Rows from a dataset
---------------

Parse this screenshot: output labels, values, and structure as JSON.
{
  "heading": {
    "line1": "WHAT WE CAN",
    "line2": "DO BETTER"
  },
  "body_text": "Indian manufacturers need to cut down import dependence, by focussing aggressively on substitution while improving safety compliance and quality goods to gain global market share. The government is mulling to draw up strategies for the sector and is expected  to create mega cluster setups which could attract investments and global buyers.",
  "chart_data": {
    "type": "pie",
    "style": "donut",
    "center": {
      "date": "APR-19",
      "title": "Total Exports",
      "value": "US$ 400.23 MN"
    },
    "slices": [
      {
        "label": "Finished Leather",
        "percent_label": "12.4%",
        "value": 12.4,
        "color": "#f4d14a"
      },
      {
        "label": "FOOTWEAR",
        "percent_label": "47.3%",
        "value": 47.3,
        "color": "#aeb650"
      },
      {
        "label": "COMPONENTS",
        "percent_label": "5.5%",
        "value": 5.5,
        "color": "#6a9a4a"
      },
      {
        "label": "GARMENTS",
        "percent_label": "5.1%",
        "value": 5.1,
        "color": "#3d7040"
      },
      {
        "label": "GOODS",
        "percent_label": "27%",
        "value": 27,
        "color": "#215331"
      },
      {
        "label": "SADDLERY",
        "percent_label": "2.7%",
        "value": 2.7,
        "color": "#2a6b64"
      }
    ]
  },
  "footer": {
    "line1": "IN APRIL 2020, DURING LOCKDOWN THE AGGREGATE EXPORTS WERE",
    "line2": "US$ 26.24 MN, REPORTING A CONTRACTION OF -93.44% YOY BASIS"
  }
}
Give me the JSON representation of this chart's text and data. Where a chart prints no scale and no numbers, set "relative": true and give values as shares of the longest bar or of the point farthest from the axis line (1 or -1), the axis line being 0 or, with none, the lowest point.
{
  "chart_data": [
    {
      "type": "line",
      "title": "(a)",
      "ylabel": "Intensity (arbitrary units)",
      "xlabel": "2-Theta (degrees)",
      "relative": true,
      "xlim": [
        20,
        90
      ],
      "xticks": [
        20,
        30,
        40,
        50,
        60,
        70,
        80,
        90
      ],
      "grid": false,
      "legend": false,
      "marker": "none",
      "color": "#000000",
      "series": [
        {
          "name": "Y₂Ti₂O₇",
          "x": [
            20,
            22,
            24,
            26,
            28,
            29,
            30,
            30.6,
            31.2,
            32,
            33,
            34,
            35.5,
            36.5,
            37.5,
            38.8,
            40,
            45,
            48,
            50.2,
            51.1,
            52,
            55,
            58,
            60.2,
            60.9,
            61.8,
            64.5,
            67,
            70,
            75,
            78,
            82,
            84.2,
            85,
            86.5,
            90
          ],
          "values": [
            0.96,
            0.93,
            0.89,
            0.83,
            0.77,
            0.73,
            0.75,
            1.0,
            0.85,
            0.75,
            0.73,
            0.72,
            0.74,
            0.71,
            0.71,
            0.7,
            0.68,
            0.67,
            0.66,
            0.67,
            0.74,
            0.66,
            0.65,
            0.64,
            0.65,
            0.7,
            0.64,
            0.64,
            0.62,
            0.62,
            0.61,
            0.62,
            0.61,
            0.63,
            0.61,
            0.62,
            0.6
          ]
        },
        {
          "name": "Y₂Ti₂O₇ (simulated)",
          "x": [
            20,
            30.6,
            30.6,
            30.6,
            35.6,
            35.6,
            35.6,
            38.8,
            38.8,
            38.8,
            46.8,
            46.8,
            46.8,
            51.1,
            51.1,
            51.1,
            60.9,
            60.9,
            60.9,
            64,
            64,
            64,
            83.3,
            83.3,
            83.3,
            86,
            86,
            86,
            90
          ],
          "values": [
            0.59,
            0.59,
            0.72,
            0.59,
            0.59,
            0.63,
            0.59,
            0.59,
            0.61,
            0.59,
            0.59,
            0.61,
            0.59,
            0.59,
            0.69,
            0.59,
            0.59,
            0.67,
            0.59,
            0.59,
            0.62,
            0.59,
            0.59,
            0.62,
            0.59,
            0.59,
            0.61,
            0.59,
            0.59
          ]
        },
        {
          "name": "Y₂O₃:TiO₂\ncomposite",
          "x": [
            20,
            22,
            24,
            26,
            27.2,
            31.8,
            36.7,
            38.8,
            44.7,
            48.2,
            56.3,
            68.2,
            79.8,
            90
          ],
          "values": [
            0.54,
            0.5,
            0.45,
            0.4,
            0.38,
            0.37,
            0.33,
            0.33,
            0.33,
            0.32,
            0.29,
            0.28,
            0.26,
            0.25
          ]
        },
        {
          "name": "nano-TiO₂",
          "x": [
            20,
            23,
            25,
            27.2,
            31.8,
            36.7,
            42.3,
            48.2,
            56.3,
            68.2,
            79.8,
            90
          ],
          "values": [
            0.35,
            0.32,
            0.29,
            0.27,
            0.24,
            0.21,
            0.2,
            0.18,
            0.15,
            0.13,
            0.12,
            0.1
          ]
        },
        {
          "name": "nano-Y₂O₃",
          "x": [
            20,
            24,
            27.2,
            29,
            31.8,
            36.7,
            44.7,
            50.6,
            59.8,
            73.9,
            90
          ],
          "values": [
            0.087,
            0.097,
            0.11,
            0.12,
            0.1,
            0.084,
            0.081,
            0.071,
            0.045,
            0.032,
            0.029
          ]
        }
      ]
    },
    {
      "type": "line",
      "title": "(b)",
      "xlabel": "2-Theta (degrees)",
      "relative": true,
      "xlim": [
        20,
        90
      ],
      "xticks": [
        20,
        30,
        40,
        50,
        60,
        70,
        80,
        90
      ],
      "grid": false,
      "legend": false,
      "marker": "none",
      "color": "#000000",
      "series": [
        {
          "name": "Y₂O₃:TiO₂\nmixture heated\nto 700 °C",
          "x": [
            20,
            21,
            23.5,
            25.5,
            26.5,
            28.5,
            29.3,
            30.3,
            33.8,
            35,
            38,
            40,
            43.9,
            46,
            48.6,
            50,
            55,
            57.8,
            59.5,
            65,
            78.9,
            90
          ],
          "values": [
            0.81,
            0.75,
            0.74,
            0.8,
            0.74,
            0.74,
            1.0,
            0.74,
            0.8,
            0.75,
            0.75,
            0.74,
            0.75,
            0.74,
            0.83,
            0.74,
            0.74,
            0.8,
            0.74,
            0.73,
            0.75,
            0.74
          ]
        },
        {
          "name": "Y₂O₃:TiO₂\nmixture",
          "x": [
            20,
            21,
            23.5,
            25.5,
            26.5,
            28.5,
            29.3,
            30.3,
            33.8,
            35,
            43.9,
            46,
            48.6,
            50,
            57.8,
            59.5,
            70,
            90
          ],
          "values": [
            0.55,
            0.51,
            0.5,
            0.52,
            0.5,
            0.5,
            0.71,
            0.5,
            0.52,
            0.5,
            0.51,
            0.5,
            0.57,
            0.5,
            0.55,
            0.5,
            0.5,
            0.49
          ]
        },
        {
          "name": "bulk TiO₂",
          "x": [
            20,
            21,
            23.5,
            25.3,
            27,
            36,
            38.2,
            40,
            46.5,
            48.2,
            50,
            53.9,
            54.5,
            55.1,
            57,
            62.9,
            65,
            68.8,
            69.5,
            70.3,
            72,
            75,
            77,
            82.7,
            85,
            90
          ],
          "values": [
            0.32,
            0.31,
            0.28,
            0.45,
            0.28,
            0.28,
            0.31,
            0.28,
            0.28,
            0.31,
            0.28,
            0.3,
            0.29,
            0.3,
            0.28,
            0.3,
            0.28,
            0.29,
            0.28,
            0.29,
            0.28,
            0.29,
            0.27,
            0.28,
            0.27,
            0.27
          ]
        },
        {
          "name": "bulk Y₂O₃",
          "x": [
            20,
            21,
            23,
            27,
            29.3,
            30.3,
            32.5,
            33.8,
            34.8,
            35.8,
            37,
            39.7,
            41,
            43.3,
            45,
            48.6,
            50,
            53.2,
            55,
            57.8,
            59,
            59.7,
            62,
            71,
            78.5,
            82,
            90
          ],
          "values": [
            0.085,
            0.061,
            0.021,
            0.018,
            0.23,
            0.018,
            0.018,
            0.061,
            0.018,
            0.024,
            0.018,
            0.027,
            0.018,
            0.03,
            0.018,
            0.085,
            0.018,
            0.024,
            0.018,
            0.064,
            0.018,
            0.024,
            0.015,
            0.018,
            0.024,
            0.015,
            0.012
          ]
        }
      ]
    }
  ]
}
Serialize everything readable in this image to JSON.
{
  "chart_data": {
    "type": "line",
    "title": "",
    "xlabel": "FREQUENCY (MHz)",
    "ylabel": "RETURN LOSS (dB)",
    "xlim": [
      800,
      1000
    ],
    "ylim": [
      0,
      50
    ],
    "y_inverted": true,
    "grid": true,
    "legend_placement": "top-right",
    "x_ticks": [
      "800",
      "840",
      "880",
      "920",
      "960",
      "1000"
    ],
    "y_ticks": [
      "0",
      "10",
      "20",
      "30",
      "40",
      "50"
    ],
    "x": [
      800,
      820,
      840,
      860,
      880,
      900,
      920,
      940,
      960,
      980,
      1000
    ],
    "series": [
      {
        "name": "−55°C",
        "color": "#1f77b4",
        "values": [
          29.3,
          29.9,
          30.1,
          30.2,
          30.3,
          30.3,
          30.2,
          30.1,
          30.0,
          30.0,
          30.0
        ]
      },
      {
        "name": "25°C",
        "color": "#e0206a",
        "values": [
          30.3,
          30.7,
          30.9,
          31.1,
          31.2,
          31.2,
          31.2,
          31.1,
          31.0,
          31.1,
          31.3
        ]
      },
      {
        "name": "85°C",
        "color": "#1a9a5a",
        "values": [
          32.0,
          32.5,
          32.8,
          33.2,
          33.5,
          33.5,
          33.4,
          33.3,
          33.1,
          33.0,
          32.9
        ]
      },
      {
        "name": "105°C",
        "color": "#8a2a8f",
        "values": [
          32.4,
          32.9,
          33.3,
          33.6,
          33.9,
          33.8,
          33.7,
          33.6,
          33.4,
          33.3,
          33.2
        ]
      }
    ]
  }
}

---------------

WHAT YOU HAVE TO DO: Copy each line above where the string "Y₂Ti₂O₇" occurs.

EXERCISE ANSWER:
          "name": "Y₂Ti₂O₇",
          "name": "Y₂Ti₂O₇ (simulated)",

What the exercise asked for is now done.